GIVEN TASK: Read through the entries below and return each line with the word "Fold".

— START —

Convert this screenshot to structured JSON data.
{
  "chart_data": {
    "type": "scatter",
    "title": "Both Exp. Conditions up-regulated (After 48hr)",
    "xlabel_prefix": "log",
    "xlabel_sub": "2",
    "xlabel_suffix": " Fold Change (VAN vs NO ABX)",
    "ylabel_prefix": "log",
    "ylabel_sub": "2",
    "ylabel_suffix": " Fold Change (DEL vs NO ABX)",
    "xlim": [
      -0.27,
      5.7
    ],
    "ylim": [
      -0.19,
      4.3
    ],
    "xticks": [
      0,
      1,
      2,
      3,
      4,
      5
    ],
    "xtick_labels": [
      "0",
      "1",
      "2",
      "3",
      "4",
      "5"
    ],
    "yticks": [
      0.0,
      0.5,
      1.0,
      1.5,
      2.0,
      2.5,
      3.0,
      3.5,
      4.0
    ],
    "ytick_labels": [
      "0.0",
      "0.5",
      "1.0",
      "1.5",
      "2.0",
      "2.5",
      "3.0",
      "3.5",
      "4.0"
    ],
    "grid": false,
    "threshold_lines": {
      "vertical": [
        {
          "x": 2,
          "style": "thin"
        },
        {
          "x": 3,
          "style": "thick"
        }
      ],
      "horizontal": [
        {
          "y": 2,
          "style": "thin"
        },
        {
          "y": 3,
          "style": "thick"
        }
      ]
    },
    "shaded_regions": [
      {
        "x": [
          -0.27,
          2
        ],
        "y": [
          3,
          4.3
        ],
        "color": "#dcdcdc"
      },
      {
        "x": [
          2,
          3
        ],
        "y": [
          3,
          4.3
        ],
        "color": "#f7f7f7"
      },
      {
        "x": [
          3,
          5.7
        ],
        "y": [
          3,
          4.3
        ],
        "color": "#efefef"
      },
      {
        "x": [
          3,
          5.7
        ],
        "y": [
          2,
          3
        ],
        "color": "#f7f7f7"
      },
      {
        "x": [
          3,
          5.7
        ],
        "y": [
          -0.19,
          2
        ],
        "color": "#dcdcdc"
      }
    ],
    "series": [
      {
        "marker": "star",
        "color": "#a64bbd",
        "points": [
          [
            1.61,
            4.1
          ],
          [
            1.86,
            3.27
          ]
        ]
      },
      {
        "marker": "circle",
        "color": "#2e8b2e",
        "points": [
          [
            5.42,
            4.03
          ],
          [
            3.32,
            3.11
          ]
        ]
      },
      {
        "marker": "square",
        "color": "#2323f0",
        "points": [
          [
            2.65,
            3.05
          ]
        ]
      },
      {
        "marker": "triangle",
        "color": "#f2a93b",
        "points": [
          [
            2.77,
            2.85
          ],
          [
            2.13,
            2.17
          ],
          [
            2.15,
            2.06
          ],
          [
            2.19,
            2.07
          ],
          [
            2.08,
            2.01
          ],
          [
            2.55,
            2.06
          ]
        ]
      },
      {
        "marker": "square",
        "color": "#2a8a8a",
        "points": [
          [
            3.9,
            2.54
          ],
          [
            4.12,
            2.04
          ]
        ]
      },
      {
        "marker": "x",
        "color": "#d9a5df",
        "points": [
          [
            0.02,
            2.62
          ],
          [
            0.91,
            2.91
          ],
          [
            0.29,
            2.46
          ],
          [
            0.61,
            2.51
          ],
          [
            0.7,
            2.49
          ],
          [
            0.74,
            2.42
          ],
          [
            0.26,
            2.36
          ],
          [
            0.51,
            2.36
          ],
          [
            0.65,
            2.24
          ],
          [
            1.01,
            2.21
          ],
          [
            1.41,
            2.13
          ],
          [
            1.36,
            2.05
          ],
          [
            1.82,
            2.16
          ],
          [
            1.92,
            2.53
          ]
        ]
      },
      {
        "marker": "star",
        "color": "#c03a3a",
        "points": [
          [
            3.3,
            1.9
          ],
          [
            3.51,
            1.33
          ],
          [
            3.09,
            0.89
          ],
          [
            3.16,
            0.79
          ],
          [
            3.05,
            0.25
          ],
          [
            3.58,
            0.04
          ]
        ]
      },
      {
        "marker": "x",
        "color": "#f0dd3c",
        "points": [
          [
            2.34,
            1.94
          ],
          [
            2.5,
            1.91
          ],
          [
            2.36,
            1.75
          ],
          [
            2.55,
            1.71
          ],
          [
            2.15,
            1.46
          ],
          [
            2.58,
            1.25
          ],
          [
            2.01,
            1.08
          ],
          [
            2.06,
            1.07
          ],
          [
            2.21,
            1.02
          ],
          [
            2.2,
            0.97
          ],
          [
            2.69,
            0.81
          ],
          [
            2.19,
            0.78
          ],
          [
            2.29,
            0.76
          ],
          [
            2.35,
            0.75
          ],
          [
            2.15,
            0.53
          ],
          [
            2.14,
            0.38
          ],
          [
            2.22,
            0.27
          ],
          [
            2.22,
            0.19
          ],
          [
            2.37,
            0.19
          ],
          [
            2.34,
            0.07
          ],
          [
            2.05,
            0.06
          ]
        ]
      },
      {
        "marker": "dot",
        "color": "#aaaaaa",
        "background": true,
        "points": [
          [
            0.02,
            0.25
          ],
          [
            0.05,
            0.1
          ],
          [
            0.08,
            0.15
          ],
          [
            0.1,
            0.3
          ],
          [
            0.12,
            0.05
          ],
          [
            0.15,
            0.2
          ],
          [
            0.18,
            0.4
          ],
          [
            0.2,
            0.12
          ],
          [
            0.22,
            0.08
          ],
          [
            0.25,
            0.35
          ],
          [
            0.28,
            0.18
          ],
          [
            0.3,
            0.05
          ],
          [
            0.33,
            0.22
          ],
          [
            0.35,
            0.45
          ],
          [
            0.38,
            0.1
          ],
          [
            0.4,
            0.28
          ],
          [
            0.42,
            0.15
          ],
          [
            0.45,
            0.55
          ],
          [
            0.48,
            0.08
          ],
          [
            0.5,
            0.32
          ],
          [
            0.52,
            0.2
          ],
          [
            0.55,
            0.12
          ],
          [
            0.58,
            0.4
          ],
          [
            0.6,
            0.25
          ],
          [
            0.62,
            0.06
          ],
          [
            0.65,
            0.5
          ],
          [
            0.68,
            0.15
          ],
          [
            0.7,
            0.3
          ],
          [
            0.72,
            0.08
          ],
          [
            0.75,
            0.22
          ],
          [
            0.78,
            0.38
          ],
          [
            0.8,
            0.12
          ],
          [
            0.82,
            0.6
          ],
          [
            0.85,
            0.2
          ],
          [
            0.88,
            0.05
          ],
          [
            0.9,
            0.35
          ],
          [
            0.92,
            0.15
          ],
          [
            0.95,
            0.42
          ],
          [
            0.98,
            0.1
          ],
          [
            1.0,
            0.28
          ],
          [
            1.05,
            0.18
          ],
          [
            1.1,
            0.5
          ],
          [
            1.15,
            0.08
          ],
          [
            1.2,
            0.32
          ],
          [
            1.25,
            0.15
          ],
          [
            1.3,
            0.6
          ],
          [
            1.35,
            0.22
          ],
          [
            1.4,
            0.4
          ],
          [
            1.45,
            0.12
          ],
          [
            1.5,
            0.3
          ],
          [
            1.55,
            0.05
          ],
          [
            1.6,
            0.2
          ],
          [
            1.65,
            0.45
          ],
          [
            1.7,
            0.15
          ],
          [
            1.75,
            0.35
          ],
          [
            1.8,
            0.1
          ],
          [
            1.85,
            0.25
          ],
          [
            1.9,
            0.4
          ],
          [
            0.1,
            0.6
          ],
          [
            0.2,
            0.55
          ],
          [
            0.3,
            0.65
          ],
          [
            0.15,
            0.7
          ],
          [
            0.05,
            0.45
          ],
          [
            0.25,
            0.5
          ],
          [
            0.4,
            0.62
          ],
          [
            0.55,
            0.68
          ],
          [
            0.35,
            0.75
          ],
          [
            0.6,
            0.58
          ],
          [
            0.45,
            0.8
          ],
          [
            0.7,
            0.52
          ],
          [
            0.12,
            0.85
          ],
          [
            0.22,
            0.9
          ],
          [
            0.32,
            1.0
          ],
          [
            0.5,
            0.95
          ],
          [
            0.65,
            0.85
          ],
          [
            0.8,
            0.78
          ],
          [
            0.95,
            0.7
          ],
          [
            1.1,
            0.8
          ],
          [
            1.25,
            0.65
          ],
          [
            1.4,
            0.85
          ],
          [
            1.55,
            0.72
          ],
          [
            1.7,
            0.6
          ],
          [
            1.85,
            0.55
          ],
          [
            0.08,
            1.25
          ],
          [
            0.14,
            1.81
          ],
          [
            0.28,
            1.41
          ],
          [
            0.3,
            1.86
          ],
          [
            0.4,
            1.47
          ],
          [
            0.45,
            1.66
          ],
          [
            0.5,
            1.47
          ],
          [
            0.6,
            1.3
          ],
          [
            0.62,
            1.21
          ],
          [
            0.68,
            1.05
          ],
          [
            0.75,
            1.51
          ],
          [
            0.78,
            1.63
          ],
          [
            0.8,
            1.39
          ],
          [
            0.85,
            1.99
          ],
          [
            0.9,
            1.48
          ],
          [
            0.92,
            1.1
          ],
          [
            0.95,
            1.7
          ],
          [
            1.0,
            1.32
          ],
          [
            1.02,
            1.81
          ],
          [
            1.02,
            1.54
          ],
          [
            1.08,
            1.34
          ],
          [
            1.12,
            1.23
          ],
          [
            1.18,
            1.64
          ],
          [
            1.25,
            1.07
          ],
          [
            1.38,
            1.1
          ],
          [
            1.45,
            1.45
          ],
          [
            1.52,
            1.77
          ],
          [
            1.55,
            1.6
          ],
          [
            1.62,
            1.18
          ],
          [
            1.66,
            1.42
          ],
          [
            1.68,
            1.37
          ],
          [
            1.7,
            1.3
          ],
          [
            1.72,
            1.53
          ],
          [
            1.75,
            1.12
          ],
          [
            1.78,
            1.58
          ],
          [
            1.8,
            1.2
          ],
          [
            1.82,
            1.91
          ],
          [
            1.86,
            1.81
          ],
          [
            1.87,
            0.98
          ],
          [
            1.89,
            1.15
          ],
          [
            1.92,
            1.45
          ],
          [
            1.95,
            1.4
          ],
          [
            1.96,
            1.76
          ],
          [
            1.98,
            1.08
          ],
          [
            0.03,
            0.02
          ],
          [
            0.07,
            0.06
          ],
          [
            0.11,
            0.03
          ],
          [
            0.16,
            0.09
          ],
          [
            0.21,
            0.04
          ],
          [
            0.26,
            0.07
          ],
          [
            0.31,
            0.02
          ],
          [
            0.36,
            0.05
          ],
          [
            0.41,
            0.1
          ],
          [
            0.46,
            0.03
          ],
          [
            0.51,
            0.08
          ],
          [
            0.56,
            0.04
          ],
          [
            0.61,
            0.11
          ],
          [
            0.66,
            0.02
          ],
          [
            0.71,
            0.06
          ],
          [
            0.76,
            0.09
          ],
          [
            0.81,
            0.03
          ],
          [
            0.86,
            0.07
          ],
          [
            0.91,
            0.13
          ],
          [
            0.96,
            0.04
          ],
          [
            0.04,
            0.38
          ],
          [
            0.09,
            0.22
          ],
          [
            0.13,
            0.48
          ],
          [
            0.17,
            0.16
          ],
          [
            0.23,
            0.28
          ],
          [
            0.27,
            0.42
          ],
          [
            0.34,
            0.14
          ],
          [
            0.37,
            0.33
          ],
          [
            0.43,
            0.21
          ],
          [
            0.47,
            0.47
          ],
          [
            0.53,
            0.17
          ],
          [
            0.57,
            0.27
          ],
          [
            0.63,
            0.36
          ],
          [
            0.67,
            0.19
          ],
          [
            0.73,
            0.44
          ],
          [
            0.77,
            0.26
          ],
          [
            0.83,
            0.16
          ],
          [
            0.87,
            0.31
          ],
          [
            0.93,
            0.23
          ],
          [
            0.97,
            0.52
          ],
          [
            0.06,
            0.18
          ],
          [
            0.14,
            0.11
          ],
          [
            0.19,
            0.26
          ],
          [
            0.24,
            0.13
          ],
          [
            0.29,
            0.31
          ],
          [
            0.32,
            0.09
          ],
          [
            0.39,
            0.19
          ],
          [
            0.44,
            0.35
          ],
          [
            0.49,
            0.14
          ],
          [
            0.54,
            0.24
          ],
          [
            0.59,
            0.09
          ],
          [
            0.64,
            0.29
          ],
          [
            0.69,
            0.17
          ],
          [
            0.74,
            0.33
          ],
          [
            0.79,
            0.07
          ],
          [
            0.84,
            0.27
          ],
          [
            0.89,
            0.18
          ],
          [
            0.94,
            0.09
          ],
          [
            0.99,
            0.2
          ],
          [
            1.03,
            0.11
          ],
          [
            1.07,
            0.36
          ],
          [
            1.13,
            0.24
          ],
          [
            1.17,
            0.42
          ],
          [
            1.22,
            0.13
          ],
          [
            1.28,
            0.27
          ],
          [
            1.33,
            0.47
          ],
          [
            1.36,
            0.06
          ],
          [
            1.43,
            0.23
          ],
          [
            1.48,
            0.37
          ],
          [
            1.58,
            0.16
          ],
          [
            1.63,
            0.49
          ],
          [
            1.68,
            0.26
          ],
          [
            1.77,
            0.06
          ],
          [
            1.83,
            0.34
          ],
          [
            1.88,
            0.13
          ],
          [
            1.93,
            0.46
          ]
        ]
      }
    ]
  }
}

— END —

THE REPLY:
    "xlabel_suffix": " Fold Change (VAN vs NO ABX)",
    "ylabel_suffix": " Fold Change (DEL vs NO ABX)",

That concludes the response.